Thus, the Supreme Court has made it clear in Hanna, supra, that the district court must apply a Federal Rule in situations covered by the Federal Rules. In situations covered by the Federal Rules the court is only to determine the validity of the Federal Rule by determining the scope of the Enabling Act,4 and the constitutionality of the particular rule in question. It has never been contended that Congress lacks the authority under the Constitution of the United States to make rules governing the practice and procedure in the federal courts. Hanna, supra, extended that authority even to areas which fall within uncertain areas capable of classification as either substance or procedure. It appears that the test for the validity of a Federal Rule promulgated by the Supreme Court pursuant to the authority delegated by Congress in the Enabling Act was established in the case of Sibbach v. Wilson & Co., 312 U.S. 1, 14, 61 S.Ct. 422, 85 L.Ed. 479, 485 (1941). In that case the Supreme Court held:
“ * * * q^e test must be whether a rule really regulates procedure, —the judicial process for enforcing rights and duties recognized by substantive law and for justly administering remedy and redress for disregard or infraction of them. * * * ”

Items from a data collection:
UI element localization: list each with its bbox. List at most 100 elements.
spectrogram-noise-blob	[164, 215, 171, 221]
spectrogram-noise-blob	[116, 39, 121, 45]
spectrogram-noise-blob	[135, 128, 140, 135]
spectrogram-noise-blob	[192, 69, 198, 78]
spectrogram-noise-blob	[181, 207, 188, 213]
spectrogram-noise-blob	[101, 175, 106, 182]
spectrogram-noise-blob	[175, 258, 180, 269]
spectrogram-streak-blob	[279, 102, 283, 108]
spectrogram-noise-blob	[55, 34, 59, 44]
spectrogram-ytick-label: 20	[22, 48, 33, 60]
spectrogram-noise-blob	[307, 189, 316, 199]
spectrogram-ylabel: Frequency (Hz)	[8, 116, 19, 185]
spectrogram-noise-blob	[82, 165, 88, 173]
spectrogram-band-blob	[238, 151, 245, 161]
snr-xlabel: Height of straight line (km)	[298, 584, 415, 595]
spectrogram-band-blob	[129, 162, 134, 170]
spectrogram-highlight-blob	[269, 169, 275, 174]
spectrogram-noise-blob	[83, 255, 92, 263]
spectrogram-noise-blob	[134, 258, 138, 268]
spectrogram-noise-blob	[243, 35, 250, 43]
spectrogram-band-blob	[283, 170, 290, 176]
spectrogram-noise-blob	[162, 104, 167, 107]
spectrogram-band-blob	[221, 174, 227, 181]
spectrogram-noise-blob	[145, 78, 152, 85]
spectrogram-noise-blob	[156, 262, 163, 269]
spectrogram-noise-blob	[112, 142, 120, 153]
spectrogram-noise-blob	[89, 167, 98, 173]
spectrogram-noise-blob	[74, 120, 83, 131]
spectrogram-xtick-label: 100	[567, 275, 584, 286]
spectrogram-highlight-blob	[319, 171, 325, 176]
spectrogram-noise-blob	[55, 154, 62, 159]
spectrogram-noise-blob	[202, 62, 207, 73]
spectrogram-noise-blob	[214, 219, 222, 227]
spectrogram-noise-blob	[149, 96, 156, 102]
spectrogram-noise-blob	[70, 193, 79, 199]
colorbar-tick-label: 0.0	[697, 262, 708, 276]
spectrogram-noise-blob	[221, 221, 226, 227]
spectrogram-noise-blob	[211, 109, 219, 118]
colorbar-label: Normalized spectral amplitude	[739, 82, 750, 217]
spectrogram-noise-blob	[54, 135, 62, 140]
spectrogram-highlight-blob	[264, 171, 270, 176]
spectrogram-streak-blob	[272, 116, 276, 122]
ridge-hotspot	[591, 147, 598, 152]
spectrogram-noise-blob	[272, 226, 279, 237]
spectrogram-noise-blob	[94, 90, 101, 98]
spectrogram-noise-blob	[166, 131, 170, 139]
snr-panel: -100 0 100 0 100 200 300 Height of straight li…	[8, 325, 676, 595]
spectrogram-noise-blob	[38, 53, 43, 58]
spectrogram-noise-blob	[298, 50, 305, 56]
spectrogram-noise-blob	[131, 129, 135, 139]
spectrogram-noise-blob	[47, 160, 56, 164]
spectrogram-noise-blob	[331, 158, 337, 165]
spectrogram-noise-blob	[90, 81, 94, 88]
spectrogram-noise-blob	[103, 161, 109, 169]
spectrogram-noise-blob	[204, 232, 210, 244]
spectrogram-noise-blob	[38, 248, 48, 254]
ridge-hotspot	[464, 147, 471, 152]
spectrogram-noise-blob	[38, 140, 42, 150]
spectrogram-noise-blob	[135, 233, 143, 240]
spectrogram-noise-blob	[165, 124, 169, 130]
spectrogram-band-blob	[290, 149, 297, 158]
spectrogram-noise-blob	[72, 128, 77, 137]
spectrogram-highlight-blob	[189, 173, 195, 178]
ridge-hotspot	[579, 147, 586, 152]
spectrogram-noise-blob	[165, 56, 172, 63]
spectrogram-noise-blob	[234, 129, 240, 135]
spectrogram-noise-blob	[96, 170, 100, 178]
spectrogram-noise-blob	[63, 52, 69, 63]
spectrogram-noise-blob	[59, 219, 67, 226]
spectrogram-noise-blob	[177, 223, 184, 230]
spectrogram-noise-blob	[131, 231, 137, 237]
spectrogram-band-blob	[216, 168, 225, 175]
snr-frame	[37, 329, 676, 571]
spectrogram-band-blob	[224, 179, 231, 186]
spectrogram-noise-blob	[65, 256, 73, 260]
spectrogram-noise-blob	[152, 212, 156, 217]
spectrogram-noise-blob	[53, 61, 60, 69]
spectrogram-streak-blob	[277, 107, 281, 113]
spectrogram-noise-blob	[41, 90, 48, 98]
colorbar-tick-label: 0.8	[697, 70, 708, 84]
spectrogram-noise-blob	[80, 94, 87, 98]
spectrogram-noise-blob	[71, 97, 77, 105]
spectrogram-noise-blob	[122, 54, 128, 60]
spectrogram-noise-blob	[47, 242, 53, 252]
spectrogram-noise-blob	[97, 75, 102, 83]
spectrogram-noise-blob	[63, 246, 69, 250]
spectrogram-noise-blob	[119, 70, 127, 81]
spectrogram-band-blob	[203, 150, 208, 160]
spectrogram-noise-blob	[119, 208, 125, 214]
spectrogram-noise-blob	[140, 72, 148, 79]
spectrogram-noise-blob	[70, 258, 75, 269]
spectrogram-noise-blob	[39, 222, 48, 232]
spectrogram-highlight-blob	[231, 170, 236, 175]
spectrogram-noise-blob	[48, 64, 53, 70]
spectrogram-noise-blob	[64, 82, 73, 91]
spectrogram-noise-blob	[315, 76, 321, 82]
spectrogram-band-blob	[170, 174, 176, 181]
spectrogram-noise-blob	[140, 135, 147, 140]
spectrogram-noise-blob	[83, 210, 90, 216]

COMPLETE THE FOLLOWING:
**1)** According to the passage on the Federal Rules, in which case was the test for the validity of a Federal Rule established?
**2)** Resume the passage on the Federal Rules and the Enabling Act, picking up after its final sentence.
The items stand apart from the text and are not connected to it.

OUTPUTS FOR THE TASKS:
**1)** Sibbach v. Wilson & Co. (1941).

**2)**
Hanna, supra, makes it clear that the rule established in Erie5 and its progeny, that federal courts are to apply state “substantive” law and federal “procedural” law for coping with situations where no Federal Rule applies, is not coexistensive with the limitation on Congress to which Erie had adverted.6 Therefore, the traditional “substance-procedure” dichotomy is not applicable in cases where a Federal Rule applies. It is immaterial to the court’s decision herein as to the characterization of the rule for commencement of an action as it applies in the State Courts of Mississippi, and whether local state law characterizes the rule as “substantive” or “procedural”.7
The Sixth Circuit, in Lumbermen’s Mutual Casualty Company v. Wright, 322 F.2d 759 (1963), said:
“ * * -x- The purpose of the Erie doctrine, even as extended in York and Ragan, was never to bottle up federal courts with ‘outcome-determinative’ and ‘integral-relations’ stoppers — when there are ‘affirmative countervailing [federal] considerations’ and when there is a Congressional mandate (the Rules) supported by constitutional authority.” 322 F. 2d at 764.
The court is of the opinion that the action herein was commenced by federal standards within the one-year period of the statute, and that defendant’s motion to dismiss is not well taken and should be overruled.